Saved entries:
·····

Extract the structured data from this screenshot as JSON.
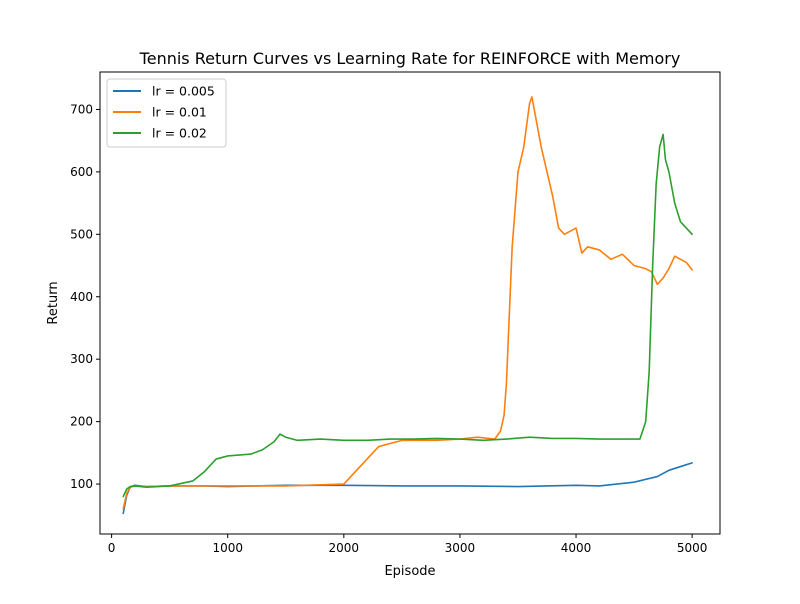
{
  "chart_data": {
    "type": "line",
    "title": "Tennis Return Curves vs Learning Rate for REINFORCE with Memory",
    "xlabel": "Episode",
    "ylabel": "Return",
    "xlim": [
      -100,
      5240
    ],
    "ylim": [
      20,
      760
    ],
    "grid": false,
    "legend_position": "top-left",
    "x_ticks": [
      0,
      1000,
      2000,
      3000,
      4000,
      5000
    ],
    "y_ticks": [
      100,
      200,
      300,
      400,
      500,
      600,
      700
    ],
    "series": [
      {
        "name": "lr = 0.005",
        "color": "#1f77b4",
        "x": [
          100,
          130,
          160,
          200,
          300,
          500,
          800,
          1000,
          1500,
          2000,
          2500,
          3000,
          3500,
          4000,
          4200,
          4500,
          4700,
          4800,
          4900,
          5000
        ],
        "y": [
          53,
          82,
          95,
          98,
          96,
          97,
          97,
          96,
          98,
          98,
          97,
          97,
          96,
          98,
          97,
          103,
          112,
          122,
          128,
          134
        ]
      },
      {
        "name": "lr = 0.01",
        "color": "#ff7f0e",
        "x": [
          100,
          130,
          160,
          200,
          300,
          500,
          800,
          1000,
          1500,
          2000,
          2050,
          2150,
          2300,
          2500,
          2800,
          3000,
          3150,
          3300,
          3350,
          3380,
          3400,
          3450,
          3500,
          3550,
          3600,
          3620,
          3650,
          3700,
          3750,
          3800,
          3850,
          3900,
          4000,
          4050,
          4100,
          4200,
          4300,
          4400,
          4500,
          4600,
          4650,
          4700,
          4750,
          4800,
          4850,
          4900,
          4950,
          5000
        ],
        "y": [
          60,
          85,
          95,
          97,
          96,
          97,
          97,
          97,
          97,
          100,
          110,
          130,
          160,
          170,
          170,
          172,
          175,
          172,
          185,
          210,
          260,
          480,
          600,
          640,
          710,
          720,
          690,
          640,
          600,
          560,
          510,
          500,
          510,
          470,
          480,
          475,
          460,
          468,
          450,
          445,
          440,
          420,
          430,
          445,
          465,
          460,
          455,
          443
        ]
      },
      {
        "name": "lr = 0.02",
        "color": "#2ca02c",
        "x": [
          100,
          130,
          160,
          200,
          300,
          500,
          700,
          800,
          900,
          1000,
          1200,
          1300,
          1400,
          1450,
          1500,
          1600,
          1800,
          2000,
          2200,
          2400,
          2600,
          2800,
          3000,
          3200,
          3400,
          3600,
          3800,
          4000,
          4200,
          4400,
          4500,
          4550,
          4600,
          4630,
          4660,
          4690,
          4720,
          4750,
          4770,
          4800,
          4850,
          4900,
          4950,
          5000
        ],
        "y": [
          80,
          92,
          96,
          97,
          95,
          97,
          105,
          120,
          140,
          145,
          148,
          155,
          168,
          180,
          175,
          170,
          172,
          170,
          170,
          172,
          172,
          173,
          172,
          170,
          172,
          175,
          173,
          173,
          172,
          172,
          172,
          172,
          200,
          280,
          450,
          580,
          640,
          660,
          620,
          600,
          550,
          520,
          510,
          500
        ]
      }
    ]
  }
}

·····

▶ Stated task: Read the entries above, then pull out the lines that include "color".

▶ Result:
        "color": "#1f77b4",
        "color": "#ff7f0e",
        "color": "#2ca02c",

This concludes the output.